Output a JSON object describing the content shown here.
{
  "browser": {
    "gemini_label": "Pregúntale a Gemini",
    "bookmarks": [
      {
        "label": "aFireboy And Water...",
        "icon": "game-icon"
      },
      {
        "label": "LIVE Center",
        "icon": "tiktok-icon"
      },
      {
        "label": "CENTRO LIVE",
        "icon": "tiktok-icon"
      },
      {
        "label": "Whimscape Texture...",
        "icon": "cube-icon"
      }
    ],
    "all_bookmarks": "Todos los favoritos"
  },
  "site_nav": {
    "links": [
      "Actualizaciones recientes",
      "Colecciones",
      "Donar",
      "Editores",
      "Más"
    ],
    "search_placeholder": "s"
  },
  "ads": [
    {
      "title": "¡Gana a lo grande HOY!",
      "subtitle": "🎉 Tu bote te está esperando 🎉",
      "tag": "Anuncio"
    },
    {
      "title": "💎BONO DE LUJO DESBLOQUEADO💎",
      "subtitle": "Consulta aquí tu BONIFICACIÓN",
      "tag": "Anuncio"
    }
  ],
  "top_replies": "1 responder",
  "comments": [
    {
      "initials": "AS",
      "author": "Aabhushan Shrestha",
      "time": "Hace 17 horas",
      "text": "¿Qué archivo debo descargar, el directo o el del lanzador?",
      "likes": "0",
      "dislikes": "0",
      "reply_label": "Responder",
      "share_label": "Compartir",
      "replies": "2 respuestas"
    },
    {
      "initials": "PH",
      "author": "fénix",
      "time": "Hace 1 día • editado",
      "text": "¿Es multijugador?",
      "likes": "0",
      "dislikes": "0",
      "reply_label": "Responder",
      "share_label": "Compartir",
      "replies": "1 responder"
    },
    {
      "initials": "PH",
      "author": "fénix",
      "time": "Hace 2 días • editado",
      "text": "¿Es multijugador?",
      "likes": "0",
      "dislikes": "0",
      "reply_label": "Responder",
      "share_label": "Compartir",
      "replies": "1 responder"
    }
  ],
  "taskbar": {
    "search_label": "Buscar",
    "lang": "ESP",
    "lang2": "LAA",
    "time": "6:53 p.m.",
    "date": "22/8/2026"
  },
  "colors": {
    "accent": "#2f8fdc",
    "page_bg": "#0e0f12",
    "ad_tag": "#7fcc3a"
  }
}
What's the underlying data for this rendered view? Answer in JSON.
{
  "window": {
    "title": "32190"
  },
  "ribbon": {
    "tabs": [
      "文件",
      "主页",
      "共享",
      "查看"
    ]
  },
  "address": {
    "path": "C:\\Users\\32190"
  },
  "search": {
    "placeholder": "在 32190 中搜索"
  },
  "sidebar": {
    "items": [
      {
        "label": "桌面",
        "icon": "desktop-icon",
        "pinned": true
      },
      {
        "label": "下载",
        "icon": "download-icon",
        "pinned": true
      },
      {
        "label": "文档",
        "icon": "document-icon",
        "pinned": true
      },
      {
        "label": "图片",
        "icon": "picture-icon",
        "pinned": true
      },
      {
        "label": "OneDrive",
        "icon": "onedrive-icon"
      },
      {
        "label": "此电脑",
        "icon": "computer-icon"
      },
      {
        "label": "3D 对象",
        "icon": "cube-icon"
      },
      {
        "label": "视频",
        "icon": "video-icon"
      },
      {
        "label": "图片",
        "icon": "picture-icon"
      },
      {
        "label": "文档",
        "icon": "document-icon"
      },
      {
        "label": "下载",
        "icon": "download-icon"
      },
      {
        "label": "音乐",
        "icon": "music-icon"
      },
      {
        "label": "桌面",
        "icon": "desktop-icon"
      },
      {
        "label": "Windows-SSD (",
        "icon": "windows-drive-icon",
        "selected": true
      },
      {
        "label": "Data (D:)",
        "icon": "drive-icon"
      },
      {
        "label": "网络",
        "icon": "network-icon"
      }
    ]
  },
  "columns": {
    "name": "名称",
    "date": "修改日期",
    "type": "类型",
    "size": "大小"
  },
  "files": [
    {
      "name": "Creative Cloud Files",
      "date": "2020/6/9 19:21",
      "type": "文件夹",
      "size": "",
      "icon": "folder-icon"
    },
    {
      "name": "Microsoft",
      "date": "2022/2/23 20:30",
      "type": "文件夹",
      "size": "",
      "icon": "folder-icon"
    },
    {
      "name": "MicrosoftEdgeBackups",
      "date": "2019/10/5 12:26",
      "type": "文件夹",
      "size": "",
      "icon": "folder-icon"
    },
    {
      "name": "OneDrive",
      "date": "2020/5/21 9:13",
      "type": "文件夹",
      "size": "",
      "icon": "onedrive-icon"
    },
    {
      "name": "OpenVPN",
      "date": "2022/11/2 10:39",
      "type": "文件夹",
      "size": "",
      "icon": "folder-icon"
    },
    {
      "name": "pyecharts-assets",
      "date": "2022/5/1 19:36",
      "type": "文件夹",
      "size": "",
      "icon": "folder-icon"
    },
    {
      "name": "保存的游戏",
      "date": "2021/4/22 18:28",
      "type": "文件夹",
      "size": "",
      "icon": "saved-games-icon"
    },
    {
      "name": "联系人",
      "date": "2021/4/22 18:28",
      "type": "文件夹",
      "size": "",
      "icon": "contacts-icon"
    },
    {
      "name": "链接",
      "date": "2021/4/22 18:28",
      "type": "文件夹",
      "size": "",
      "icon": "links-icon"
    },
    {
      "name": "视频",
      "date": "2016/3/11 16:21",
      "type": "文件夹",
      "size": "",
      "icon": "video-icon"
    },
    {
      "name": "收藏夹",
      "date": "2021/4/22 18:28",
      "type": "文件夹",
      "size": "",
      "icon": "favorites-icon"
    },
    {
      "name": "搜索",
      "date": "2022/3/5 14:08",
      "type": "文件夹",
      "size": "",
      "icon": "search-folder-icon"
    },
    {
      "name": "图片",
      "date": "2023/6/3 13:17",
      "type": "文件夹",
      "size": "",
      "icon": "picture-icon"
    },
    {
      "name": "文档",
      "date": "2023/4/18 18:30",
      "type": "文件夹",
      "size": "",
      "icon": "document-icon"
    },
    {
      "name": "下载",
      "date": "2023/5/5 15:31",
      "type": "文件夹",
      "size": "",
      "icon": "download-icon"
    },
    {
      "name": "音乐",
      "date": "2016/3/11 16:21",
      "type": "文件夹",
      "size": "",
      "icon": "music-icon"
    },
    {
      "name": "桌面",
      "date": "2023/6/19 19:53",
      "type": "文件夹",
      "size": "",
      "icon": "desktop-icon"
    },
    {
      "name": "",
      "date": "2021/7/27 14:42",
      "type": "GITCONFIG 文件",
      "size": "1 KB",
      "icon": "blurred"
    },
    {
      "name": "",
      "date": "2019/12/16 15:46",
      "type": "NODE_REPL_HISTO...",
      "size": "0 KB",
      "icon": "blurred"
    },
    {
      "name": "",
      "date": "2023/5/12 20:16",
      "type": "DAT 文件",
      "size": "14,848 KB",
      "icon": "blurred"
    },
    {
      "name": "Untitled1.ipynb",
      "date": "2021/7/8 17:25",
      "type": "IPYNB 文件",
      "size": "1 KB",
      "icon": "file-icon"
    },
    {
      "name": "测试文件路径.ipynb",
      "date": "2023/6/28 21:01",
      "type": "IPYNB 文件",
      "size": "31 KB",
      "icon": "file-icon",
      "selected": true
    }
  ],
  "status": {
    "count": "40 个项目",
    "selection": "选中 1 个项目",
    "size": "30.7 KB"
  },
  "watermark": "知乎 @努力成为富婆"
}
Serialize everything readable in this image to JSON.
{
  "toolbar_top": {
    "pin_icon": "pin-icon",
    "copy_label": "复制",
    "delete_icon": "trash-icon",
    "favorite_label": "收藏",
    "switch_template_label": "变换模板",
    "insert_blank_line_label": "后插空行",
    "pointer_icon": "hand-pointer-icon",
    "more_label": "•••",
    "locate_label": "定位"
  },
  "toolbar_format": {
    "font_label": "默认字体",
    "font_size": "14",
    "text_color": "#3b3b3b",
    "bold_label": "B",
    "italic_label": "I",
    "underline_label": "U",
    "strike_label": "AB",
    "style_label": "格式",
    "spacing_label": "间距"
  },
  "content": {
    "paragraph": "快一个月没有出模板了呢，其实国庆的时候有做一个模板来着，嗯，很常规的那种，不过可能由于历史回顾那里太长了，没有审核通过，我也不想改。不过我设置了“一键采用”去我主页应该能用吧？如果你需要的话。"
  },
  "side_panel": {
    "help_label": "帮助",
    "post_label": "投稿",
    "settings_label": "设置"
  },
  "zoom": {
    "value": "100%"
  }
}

┄┄┄┄┄┄┄┄┄┄┄┄┄┄┄┄┄┄┄┄

**Requirements:** Copy all the lines above that hold the string "subtitle".

**Answer in full:**
      "subtitle": "🎉 Tu bote te está esperando 🎉",
      "subtitle": "Consulta aquí tu BONIFICACIÓN",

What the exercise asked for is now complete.